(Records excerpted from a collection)
━━━━━━━━━━━━━━━━

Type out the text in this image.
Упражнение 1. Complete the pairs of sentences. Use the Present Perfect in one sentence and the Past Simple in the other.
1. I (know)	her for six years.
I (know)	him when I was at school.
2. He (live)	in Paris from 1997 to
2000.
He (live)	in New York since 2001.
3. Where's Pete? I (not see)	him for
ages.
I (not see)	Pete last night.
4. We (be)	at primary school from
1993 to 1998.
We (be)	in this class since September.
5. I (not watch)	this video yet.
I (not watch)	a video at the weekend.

━━━━━━━━━━━━━━━━

Work to complete:
Collect every line above that contains the word "school".

Full output:
I (know)	him when I was at school.
4. We (be)	at primary school from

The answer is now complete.